● **What is being asked**: Pick out every line in the data below that holds "DEBITO".

● **Records for this exercise**:
________
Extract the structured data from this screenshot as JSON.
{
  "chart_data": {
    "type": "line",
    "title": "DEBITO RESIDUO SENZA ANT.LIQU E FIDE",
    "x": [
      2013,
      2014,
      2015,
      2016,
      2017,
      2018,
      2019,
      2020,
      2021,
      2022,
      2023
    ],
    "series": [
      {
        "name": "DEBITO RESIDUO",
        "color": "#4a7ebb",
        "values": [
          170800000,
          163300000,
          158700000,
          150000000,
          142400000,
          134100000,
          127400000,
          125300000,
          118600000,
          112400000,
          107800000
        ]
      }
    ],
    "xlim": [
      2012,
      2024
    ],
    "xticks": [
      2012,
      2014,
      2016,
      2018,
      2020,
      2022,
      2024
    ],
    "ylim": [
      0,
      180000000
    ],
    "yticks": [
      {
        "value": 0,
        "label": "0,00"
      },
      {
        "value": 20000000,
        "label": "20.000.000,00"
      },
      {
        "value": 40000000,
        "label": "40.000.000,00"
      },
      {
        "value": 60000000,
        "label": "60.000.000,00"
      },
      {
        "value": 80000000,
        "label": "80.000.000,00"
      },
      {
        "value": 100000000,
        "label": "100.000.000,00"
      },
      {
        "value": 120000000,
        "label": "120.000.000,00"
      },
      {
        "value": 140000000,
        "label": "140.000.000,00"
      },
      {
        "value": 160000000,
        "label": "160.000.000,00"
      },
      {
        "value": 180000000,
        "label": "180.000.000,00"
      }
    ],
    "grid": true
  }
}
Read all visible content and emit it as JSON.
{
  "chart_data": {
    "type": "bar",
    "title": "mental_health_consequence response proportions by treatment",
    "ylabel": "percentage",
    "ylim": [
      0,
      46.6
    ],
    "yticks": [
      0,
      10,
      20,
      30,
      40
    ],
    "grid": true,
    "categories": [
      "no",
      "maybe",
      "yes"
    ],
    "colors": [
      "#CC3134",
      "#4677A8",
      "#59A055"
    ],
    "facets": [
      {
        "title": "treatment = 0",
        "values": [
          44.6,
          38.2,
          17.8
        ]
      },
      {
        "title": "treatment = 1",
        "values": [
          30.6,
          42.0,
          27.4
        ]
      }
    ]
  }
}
________
● **Correct answer**:
    "title": "DEBITO RESIDUO SENZA ANT.LIQU E FIDE",
        "name": "DEBITO RESIDUO",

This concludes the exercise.